GIVEN PROBLEM: Check each line of the data for "chevron" and select those that have it.

INPUT MATERIAL:
━━━━━━━━━━━━━━━━
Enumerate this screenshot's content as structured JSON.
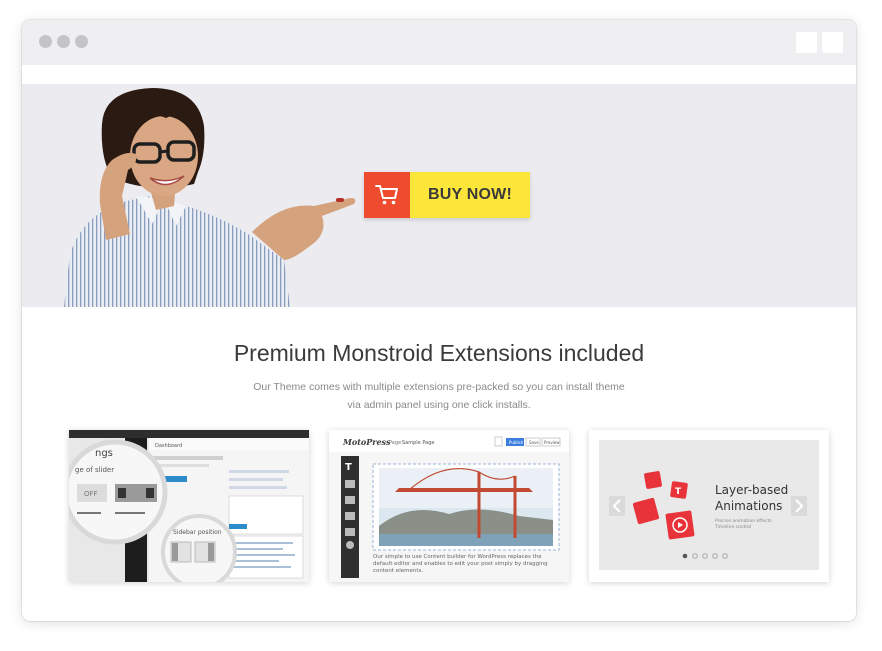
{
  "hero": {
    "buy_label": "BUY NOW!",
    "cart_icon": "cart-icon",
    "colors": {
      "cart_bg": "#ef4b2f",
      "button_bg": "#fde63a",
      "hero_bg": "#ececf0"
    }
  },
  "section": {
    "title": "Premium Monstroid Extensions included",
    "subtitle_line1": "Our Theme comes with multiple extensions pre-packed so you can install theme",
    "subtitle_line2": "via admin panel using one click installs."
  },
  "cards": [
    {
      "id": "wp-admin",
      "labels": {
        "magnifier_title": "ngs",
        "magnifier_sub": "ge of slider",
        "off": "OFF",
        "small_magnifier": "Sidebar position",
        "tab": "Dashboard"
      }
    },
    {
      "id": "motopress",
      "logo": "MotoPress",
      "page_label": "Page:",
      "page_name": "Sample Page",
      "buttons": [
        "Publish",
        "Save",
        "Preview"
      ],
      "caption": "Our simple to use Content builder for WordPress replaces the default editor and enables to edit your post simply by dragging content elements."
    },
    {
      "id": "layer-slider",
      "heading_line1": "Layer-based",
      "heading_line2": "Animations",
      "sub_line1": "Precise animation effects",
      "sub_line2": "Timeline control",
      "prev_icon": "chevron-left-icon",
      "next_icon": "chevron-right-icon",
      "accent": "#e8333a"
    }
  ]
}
━━━━━━━━━━━━━━━━
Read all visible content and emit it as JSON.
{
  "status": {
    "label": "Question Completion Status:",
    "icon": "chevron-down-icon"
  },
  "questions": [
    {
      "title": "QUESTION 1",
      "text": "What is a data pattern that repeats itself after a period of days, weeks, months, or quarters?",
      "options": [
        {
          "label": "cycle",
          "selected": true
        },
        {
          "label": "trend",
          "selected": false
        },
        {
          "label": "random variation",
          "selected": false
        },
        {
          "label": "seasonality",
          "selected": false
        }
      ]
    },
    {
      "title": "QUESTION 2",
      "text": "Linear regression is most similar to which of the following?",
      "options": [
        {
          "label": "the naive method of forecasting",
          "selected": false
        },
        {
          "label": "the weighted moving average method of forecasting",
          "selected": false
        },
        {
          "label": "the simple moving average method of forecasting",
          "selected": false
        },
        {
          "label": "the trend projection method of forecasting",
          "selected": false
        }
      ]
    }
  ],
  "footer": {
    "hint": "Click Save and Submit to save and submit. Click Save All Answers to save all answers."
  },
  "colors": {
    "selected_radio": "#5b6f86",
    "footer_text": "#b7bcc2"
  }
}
━━━━━━━━━━━━━━━━
TASK ANSWER:
      "prev_icon": "chevron-left-icon",
      "next_icon": "chevron-right-icon",
    "icon": "chevron-down-icon"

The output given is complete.